▶ _MATERIAL SUPPLIED_:
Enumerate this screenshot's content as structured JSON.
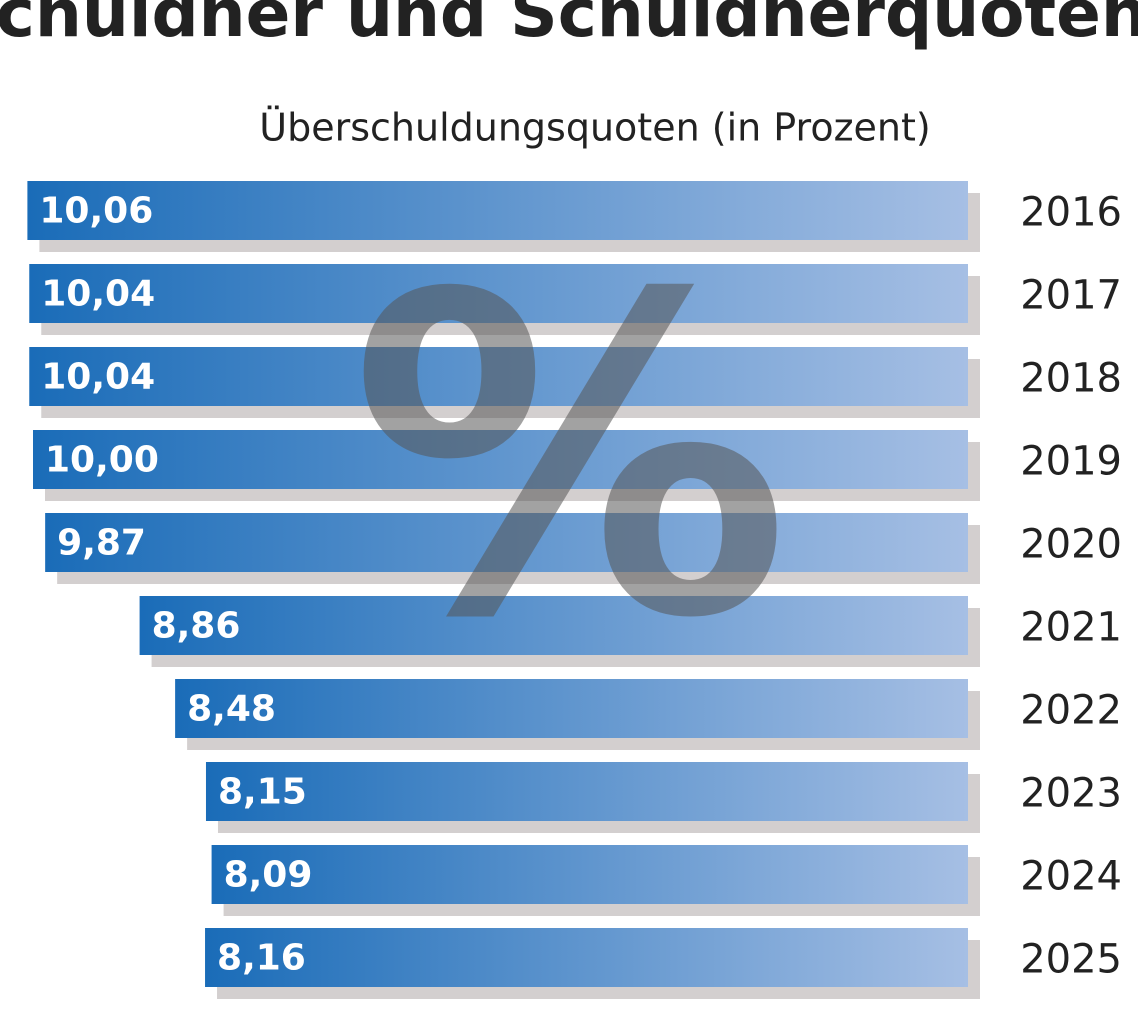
{
  "chart_data": {
    "type": "bar",
    "orientation": "horizontal",
    "title": "Schuldner und Schuldnerquoten",
    "subtitle": "Überschuldungsquoten (in Prozent)",
    "watermark": "%",
    "categories": [
      "2016",
      "2017",
      "2018",
      "2019",
      "2020",
      "2021",
      "2022",
      "2023",
      "2024",
      "2025"
    ],
    "values": [
      10.06,
      10.04,
      10.04,
      10.0,
      9.87,
      8.86,
      8.48,
      8.15,
      8.09,
      8.16
    ],
    "value_labels": [
      "10,06",
      "10,04",
      "10,04",
      "10,00",
      "9,87",
      "8,86",
      "8,48",
      "8,15",
      "8,09",
      "8,16"
    ],
    "color": [
      "#1a6cb8",
      "#a6bfe4"
    ]
  }
}
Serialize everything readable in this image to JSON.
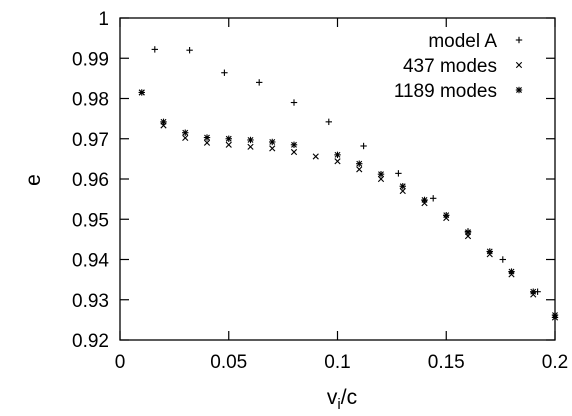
{
  "chart_data": {
    "type": "scatter",
    "xlabel": "v_i/c",
    "ylabel": "e",
    "xlim": [
      0,
      0.2
    ],
    "ylim": [
      0.92,
      1
    ],
    "xticks": [
      "0",
      "0.05",
      "0.1",
      "0.15",
      "0.2"
    ],
    "yticks": [
      "0.92",
      "0.93",
      "0.94",
      "0.95",
      "0.96",
      "0.97",
      "0.98",
      "0.99",
      "1"
    ],
    "grid": false,
    "legend": "top-right",
    "series": [
      {
        "name": "model A",
        "marker": "plus",
        "points": [
          [
            0.016,
            0.9922
          ],
          [
            0.032,
            0.992
          ],
          [
            0.048,
            0.9864
          ],
          [
            0.064,
            0.984
          ],
          [
            0.08,
            0.979
          ],
          [
            0.096,
            0.9742
          ],
          [
            0.112,
            0.9682
          ],
          [
            0.128,
            0.9614
          ],
          [
            0.144,
            0.9552
          ],
          [
            0.16,
            0.947
          ],
          [
            0.176,
            0.94
          ],
          [
            0.192,
            0.932
          ],
          [
            0.2,
            0.9256
          ]
        ]
      },
      {
        "name": "437 modes",
        "marker": "cross",
        "points": [
          [
            0.01,
            0.9815
          ],
          [
            0.02,
            0.9733
          ],
          [
            0.03,
            0.9702
          ],
          [
            0.04,
            0.969
          ],
          [
            0.05,
            0.9685
          ],
          [
            0.06,
            0.968
          ],
          [
            0.07,
            0.9676
          ],
          [
            0.08,
            0.9667
          ],
          [
            0.09,
            0.9656
          ],
          [
            0.1,
            0.9644
          ],
          [
            0.11,
            0.9624
          ],
          [
            0.12,
            0.96
          ],
          [
            0.13,
            0.957
          ],
          [
            0.14,
            0.954
          ],
          [
            0.15,
            0.9503
          ],
          [
            0.16,
            0.9458
          ],
          [
            0.17,
            0.9413
          ],
          [
            0.18,
            0.9363
          ],
          [
            0.19,
            0.9313
          ],
          [
            0.2,
            0.9256
          ]
        ]
      },
      {
        "name": "1189 modes",
        "marker": "asterisk",
        "points": [
          [
            0.01,
            0.9815
          ],
          [
            0.02,
            0.9742
          ],
          [
            0.03,
            0.9715
          ],
          [
            0.04,
            0.9703
          ],
          [
            0.05,
            0.97
          ],
          [
            0.06,
            0.9697
          ],
          [
            0.07,
            0.9692
          ],
          [
            0.08,
            0.9685
          ],
          [
            0.1,
            0.966
          ],
          [
            0.11,
            0.9638
          ],
          [
            0.12,
            0.9612
          ],
          [
            0.13,
            0.9582
          ],
          [
            0.14,
            0.9548
          ],
          [
            0.15,
            0.951
          ],
          [
            0.16,
            0.9468
          ],
          [
            0.17,
            0.942
          ],
          [
            0.18,
            0.937
          ],
          [
            0.19,
            0.932
          ],
          [
            0.2,
            0.9262
          ]
        ]
      }
    ]
  }
}
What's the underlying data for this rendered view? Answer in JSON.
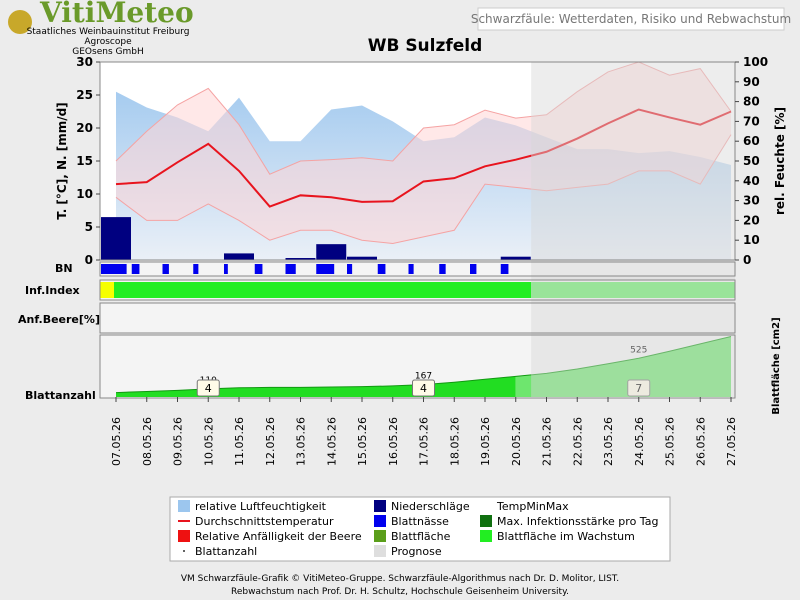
{
  "header": {
    "logo": "VitiMeteo",
    "org_lines": [
      "Staatliches Weinbauinstitut Freiburg",
      "Agroscope",
      "GEOsens GmbH"
    ],
    "topic": "Schwarzfäule: Wetterdaten, Risiko und Rebwachstum"
  },
  "chart_data": {
    "type": "line",
    "title": "WB Sulzfeld",
    "y_label": "T. [°C], N. [mm/d]",
    "y2_label": "rel. Feuchte [%]",
    "categories": [
      "07.05.26",
      "08.05.26",
      "09.05.26",
      "10.05.26",
      "11.05.26",
      "12.05.26",
      "13.05.26",
      "14.05.26",
      "15.05.26",
      "16.05.26",
      "17.05.26",
      "18.05.26",
      "19.05.26",
      "20.05.26",
      "21.05.26",
      "22.05.26",
      "23.05.26",
      "24.05.26",
      "25.05.26",
      "26.05.26",
      "27.05.26"
    ],
    "ylim": [
      0,
      30
    ],
    "yticks": [
      0,
      5,
      10,
      15,
      20,
      25,
      30
    ],
    "y2lim": [
      0,
      100
    ],
    "y2ticks": [
      0,
      10,
      20,
      30,
      40,
      50,
      60,
      70,
      80,
      90,
      100
    ],
    "forecast_from": "21.05.26",
    "series": [
      {
        "name": "relative Luftfeuchtigkeit",
        "color": "#9cc6ee",
        "axis": "y2",
        "values": [
          85,
          77,
          72,
          65,
          82,
          60,
          60,
          76,
          78,
          70,
          60,
          62,
          72,
          68,
          62,
          56,
          56,
          54,
          55,
          52,
          48
        ]
      },
      {
        "name": "TempMax",
        "color": "#f5a3a3",
        "values": [
          15,
          19.5,
          23.5,
          26,
          20.5,
          13,
          15,
          15.2,
          15.5,
          15,
          20,
          20.5,
          22.7,
          21.5,
          22,
          25.5,
          28.5,
          30,
          28,
          29,
          22.5
        ]
      },
      {
        "name": "TempMin",
        "color": "#f5a3a3",
        "values": [
          9.5,
          6,
          6,
          8.5,
          6,
          3,
          4.5,
          4.5,
          3,
          2.5,
          3.5,
          4.5,
          11.5,
          11,
          10.5,
          11,
          11.5,
          13.5,
          13.5,
          11.5,
          19
        ]
      },
      {
        "name": "Durchschnittstemperatur",
        "color": "#e8141e",
        "values": [
          11.5,
          11.8,
          14.8,
          17.6,
          13.5,
          8.1,
          9.8,
          9.5,
          8.8,
          8.9,
          11.9,
          12.4,
          14.2,
          15.2,
          16.4,
          18.4,
          20.7,
          22.8,
          21.6,
          20.5,
          22.5
        ]
      },
      {
        "name": "Niederschläge",
        "color": "#000080",
        "values": [
          6.5,
          0,
          0,
          0,
          1.0,
          0,
          0.3,
          2.4,
          0.5,
          0,
          0,
          0,
          0,
          0.5,
          0,
          0,
          0,
          0,
          0,
          0,
          0
        ]
      }
    ],
    "panels": {
      "bn": {
        "label": "BN",
        "color": "#0000ee",
        "wet_hours": [
          20,
          6,
          5,
          4,
          3,
          6,
          8,
          14,
          4,
          6,
          4,
          5,
          5,
          6
        ]
      },
      "inf_index": {
        "label": "Inf.Index",
        "colors": [
          "#f6ff00",
          "#22ee22",
          "#66ee66"
        ]
      },
      "berry": {
        "label": "Anf.Beere[%]"
      },
      "leaf": {
        "label": "Blattanzahl",
        "y_label": "Blattfläche [cm2]",
        "color": "#22dd22",
        "forecast_color": "#6ee66e",
        "ylim": [
          0,
          840
        ],
        "values": [
          60,
          75,
          90,
          110,
          125,
          130,
          130,
          135,
          140,
          150,
          167,
          200,
          240,
          280,
          320,
          380,
          450,
          525,
          620,
          720,
          820
        ],
        "labelled": [
          {
            "index": 3,
            "value": 110,
            "count": 4
          },
          {
            "index": 10,
            "value": 167,
            "count": 4
          },
          {
            "index": 17,
            "value": 525,
            "count": 7
          }
        ]
      }
    }
  },
  "legend": [
    {
      "name": "relative Luftfeuchtigkeit",
      "color": "#9cc6ee",
      "marker": "box"
    },
    {
      "name": "Durchschnittstemperatur",
      "color": "#e8141e",
      "marker": "line"
    },
    {
      "name": "Relative Anfälligkeit der Beere",
      "color": "#ee1111",
      "marker": "box"
    },
    {
      "name": "Blattanzahl",
      "color": "#333333",
      "marker": "dot"
    },
    {
      "name": "Niederschläge",
      "color": "#000080",
      "marker": "box"
    },
    {
      "name": "Blattnässe",
      "color": "#0000ee",
      "marker": "box"
    },
    {
      "name": "Blattfläche",
      "color": "#5a9e1a",
      "marker": "box"
    },
    {
      "name": "Prognose",
      "color": "#dedede",
      "marker": "box"
    },
    {
      "name": "TempMinMax",
      "color": "#ffffff",
      "marker": "none"
    },
    {
      "name": "Max. Infektionsstärke pro Tag",
      "color": "#107010",
      "marker": "box"
    },
    {
      "name": "Blattfläche im Wachstum",
      "color": "#22ee22",
      "marker": "box"
    }
  ],
  "footer": [
    "VM Schwarzfäule-Grafik © VitiMeteo-Gruppe. Schwarzfäule-Algorithmus nach Dr. D. Molitor, LIST.",
    "Rebwachstum nach Prof. Dr. H. Schultz, Hochschule Geisenheim University."
  ]
}
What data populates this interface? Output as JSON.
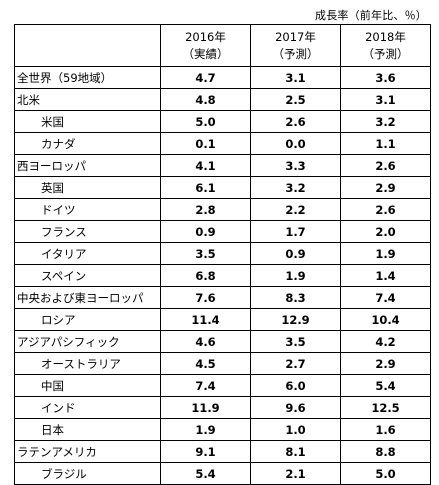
{
  "unit_note": "成長率（前年比、％）",
  "columns": [
    {
      "year": "2016年",
      "kind": "（実績）"
    },
    {
      "year": "2017年",
      "kind": "（予測）"
    },
    {
      "year": "2018年",
      "kind": "（予測）"
    }
  ],
  "rows": [
    {
      "region": "全世界（59地域）",
      "level": 0,
      "v2016": "4.7",
      "v2017": "3.1",
      "v2018": "3.6"
    },
    {
      "region": "北米",
      "level": 0,
      "v2016": "4.8",
      "v2017": "2.5",
      "v2018": "3.1"
    },
    {
      "region": "米国",
      "level": 1,
      "v2016": "5.0",
      "v2017": "2.6",
      "v2018": "3.2"
    },
    {
      "region": "カナダ",
      "level": 1,
      "v2016": "0.1",
      "v2017": "0.0",
      "v2018": "1.1"
    },
    {
      "region": "西ヨーロッパ",
      "level": 0,
      "v2016": "4.1",
      "v2017": "3.3",
      "v2018": "2.6"
    },
    {
      "region": "英国",
      "level": 1,
      "v2016": "6.1",
      "v2017": "3.2",
      "v2018": "2.9"
    },
    {
      "region": "ドイツ",
      "level": 1,
      "v2016": "2.8",
      "v2017": "2.2",
      "v2018": "2.6"
    },
    {
      "region": "フランス",
      "level": 1,
      "v2016": "0.9",
      "v2017": "1.7",
      "v2018": "2.0"
    },
    {
      "region": "イタリア",
      "level": 1,
      "v2016": "3.5",
      "v2017": "0.9",
      "v2018": "1.9"
    },
    {
      "region": "スペイン",
      "level": 1,
      "v2016": "6.8",
      "v2017": "1.9",
      "v2018": "1.4"
    },
    {
      "region": "中央および東ヨーロッパ",
      "level": 0,
      "v2016": "7.6",
      "v2017": "8.3",
      "v2018": "7.4"
    },
    {
      "region": "ロシア",
      "level": 1,
      "v2016": "11.4",
      "v2017": "12.9",
      "v2018": "10.4"
    },
    {
      "region": "アジアパシフィック",
      "level": 0,
      "v2016": "4.6",
      "v2017": "3.5",
      "v2018": "4.2"
    },
    {
      "region": "オーストラリア",
      "level": 1,
      "v2016": "4.5",
      "v2017": "2.7",
      "v2018": "2.9"
    },
    {
      "region": "中国",
      "level": 1,
      "v2016": "7.4",
      "v2017": "6.0",
      "v2018": "5.4"
    },
    {
      "region": "インド",
      "level": 1,
      "v2016": "11.9",
      "v2017": "9.6",
      "v2018": "12.5"
    },
    {
      "region": "日本",
      "level": 1,
      "v2016": "1.9",
      "v2017": "1.0",
      "v2018": "1.6"
    },
    {
      "region": "ラテンアメリカ",
      "level": 0,
      "v2016": "9.1",
      "v2017": "8.1",
      "v2018": "8.8"
    },
    {
      "region": "ブラジル",
      "level": 1,
      "v2016": "5.4",
      "v2017": "2.1",
      "v2018": "5.0"
    }
  ]
}
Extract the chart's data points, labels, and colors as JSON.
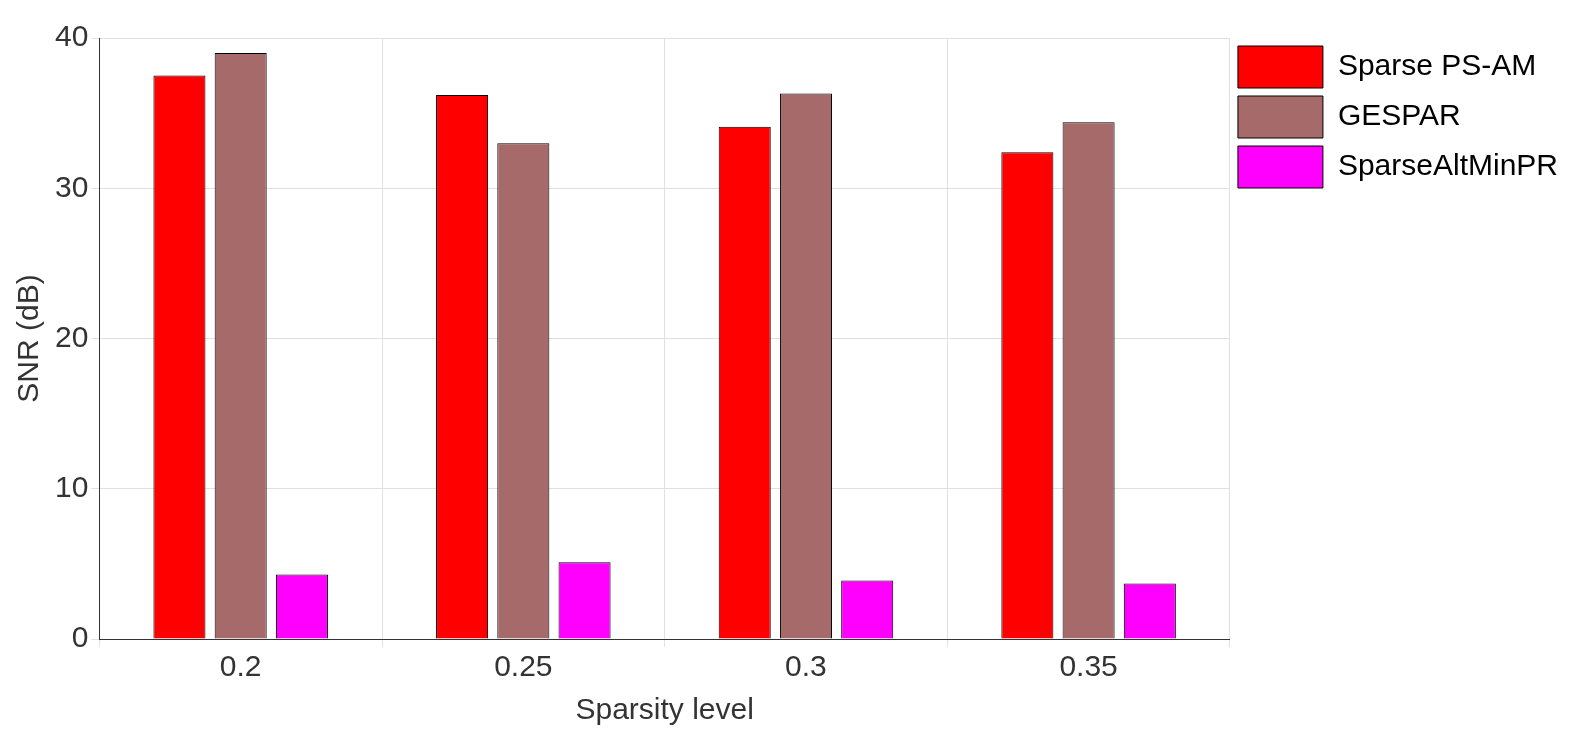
{
  "chart_data": {
    "type": "bar",
    "xlabel": "Sparsity level",
    "ylabel": "SNR (dB)",
    "categories": [
      "0.2",
      "0.25",
      "0.3",
      "0.35"
    ],
    "series": [
      {
        "name": "Sparse PS-AM",
        "color": "#ff0000",
        "values": [
          37.5,
          36.2,
          34.1,
          32.4
        ]
      },
      {
        "name": "GESPAR",
        "color": "#a66a6a",
        "values": [
          39.0,
          33.0,
          36.3,
          34.4
        ]
      },
      {
        "name": "SparseAltMinPR",
        "color": "#ff00ff",
        "values": [
          4.3,
          5.1,
          3.9,
          3.7
        ]
      }
    ],
    "ylim": [
      0,
      40
    ],
    "yticks": [
      0,
      10,
      20,
      30,
      40
    ],
    "grid": true,
    "legend": "top right"
  }
}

▶ _GIVEN INSTRUCTION_: Check each line of the entries for the string "legend". Copy the lines that have it.

▶ _IN RESPONSE_:
    "legend": "top-right",
  "legend": [
    "legend": "top right"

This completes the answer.